ФРАГМЕНТ СТРАНИЦЫ:

>>

Труд защищен массой социальных гарантий в плане того, чтобы заиметь работу, удержать работу, получить что-то взамен работы. Труд выступает особым, привилегированным товаром, собственник которого, в отличие от собственников иных товаров, защищен внеэкономическим способом. Собственно, это и есть нормальное понимание слова «эксплуатация»: когда в экономическом поле одна из сторон совершает обмен, подкрепленный политической силой, в конечном счете опирающейся на насилие, актуальное или потенциальное. Это и есть расшифровка того, что такое привилегии. В феодальном обществе, например, привилегии были у феодалов, поэтому там, конечно, была «эксплуатация». Можно вспомнить общество, где привилегии были у буржуазии. Но в современном мире — наоборот.
Возвращаясь к пользе: крупный инвестор — это еще и менеджер поневоле. Услуги менеджмента, конечно, можно купить. Но есть мировая статистика: акции частных компаний дают доходность на пару годовых больше, чем акции государственных. А акции семейного бизнеса лучше тех, где капитал сильно размыт. Хочешь сделать хорошо — делай сам. Теоретически миллиардер может позволить себе ничего не делать, но это будет началом его конца.
Само решение крупных инвесторов инвестировать сюда, а не туда, развивать это, а не то — сильное управленческое решение. У обычного менеджера нет ресурса, чтобы принимать такие решения, но кто-то должен их принимать и нести ответственность за последствия. Что ж, ответственность инвестора обычно сильно превышает ответственность менеджера.
А мелкий инвестор — как бы участник собрания акционеров, причем сразу всей мировой экономики.
В обычный совет директоров его не пустят, его акции ничего не значат. На собрания акционеров компании миноритарию стоит ходить разве что из любопытства. Но мы всегда может продать одни акции и купить другие. Это и есть наш «голос», мы голосуем рублем и долларом за то, во что мы верим.
Если мы верим в правильные вещи, наш капитал будет расти, если мы ошибаемся — будет таять.
Те, кто голосовал разумнее, в следующем туре получат больше «голосов». А те компании, которые собрались расти, должны убедить нас как избирателей.
Заметим, как работает механизм: в пользу умных. Но быть умным здесь означает «верить в правильные вещи», то есть ставить на компании с большим потенциалом пользы и снимать ставки с аутсайдеров. Помогать расти тому, что должно расти, и помогать уйти тому, что должно уйти.
Мы все участвуем в игре «эволюция» как биологические существа. Но можем поучаствовать еще в экономической эволюции — игре примерно с той же логикой. Играть можно из любых соображений, но в длительном периоде выигрыш сопряжен с общественной пользой.

<<

ЗАДАНИЕ 1:
Ответьте на вопросы по отрывку, выше, отмечая ответы так же, как вопросы.
(a) У кого, согласно отрывку, были привилегии в феодальном обществе?
(b) Какие акции, по мировой статистике, дают доходность на пару годовых больше, чем акции государственных компаний?
(c) Каким образом мелкий инвестор, по словам отрывка, отдает свой «голос»?
ЗАДАНИЕ 2: Перескажите в виде списка абзац отрывка, начинающийся словами «Возвращаясь к пользе», сохранив его основные факты.
ЗАДАНИЕ 3: Перепишите из отрывка без изменений текст от слов «Если мы верим» вплоть до слов «с общественной пользой.» включительно.

(Выдержки из набора данных)
>>

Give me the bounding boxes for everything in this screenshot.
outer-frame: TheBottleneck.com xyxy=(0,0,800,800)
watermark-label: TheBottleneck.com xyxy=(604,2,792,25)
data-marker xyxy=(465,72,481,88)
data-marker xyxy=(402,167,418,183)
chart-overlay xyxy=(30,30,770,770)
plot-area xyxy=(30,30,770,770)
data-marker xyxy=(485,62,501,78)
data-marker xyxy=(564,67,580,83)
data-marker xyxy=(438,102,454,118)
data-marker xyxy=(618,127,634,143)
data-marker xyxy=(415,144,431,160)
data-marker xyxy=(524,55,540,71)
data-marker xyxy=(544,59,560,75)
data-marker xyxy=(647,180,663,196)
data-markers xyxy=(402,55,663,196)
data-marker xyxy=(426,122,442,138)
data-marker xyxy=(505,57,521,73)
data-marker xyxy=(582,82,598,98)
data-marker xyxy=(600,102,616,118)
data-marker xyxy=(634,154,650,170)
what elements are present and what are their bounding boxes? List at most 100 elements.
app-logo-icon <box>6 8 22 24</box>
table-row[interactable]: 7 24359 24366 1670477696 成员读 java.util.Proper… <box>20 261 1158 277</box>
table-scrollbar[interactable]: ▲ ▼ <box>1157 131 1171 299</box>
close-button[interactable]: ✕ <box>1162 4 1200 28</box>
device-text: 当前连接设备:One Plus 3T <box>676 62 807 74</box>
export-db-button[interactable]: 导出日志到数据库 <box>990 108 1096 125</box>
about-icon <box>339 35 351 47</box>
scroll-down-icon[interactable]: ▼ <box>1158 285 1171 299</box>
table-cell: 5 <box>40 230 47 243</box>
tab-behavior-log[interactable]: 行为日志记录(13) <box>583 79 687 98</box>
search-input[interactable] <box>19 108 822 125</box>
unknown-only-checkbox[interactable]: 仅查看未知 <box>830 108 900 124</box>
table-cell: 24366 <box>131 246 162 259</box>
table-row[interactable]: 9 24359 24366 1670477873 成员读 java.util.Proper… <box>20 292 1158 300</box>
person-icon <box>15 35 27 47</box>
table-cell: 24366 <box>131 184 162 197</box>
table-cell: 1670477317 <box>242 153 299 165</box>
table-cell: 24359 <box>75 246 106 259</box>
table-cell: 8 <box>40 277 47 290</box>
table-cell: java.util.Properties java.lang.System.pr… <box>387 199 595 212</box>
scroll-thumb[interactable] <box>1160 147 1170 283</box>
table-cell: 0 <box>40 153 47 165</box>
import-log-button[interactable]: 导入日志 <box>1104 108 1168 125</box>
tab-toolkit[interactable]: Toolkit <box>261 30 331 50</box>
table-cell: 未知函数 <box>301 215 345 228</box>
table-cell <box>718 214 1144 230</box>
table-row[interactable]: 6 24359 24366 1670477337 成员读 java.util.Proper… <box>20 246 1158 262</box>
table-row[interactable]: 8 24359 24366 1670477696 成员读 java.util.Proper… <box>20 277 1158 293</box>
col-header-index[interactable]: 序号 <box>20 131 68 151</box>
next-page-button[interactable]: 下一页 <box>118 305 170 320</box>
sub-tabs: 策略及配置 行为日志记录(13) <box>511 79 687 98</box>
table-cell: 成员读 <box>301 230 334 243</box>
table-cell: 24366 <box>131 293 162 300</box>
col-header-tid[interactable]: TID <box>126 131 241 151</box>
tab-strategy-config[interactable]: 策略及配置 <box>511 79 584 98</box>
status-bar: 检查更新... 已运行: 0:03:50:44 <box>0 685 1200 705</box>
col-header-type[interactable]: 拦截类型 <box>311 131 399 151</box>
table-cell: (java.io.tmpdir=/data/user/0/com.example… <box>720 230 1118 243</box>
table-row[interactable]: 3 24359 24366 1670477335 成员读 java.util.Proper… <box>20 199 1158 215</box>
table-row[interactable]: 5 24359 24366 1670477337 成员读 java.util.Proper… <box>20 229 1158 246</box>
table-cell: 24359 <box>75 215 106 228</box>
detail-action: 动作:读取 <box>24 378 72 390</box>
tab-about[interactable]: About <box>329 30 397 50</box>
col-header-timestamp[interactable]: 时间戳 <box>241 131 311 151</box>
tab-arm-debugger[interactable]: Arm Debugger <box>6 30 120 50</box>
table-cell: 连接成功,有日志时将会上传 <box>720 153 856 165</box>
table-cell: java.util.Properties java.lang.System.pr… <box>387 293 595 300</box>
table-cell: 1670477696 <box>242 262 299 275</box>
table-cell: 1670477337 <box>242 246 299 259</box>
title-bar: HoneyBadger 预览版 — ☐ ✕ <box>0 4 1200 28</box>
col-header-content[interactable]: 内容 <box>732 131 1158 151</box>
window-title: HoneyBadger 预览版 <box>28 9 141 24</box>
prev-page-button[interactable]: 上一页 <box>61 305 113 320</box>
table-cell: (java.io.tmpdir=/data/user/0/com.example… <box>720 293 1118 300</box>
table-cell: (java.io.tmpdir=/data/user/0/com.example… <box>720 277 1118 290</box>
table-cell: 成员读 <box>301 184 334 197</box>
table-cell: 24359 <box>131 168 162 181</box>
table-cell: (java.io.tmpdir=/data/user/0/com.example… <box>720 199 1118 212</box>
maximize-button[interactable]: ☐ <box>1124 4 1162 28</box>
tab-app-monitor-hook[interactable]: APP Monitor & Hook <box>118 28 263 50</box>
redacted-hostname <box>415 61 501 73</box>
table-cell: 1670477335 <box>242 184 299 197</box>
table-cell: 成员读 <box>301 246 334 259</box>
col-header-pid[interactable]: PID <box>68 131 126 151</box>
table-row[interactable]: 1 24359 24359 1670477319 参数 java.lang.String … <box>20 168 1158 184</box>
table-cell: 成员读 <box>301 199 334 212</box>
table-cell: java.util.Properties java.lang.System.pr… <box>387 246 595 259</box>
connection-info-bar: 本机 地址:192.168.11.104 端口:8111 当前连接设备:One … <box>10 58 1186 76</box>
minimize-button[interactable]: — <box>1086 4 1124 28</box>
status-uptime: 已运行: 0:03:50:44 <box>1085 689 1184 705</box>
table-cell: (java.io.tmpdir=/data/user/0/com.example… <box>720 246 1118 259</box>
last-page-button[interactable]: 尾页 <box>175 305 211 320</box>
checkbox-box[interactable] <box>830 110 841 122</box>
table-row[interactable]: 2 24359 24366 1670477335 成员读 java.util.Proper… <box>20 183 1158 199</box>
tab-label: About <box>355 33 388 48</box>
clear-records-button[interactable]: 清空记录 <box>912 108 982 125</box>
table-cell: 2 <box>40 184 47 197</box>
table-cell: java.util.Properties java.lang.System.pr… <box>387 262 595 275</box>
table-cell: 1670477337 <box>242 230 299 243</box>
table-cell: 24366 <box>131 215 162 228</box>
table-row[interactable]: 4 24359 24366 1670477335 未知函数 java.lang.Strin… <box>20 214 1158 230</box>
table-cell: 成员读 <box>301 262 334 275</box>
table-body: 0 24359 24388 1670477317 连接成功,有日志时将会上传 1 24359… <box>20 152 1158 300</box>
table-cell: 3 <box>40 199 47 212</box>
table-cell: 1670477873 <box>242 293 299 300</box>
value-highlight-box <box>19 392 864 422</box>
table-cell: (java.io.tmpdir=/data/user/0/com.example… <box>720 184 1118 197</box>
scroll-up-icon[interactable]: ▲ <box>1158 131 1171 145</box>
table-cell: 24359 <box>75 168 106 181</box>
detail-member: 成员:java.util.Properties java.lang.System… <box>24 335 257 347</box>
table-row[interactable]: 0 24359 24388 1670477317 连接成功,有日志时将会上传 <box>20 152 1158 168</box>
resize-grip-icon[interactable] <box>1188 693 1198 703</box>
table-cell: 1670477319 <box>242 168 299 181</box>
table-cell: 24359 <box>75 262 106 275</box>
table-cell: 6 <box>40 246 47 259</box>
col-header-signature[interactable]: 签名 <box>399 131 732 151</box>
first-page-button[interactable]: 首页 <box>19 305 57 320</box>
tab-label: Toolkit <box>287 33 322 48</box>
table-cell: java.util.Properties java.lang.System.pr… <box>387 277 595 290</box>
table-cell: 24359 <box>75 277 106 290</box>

<<

ОТВЕТ 1:
(a) У феодалов.
(b) Акции частных компаний.
(c) Продает одни акции и покупает другие, то есть голосует рублем и долларом за то, во что верит.

ОТВЕТ 2:
- Крупный инвестор поневоле оказывается еще и менеджером.
- Услуги менеджмента можно купить.
- По мировой статистике акции частных компаний дают доходность на пару годовых больше, чем акции государственных.
- Акции семейного бизнеса лучше тех, где капитал сильно размыт.
- Теоретически миллиардер может ничего не делать, но это станет началом его конца.

ОТВЕТ 3:
Если мы верим в правильные вещи, наш капитал будет расти, если мы ошибаемся — будет таять.
Те, кто голосовал разумнее, в следующем туре получат больше «голосов». А те компании, которые собрались расти, должны убедить нас как избирателей.
Заметим, как работает механизм: в пользу умных. Но быть умным здесь означает «верить в правильные вещи», то есть ставить на компании с большим потенциалом пользы и снимать ставки с аутсайдеров. Помогать расти тому, что должно расти, и помогать уйти тому, что должно уйти.
Мы все участвуем в игре «эволюция» как биологические существа. Но можем поучаствовать еще в экономической эволюции — игре примерно с той же логикой. Играть можно из любых соображений, но в длительном периоде выигрыш сопряжен с общественной пользой.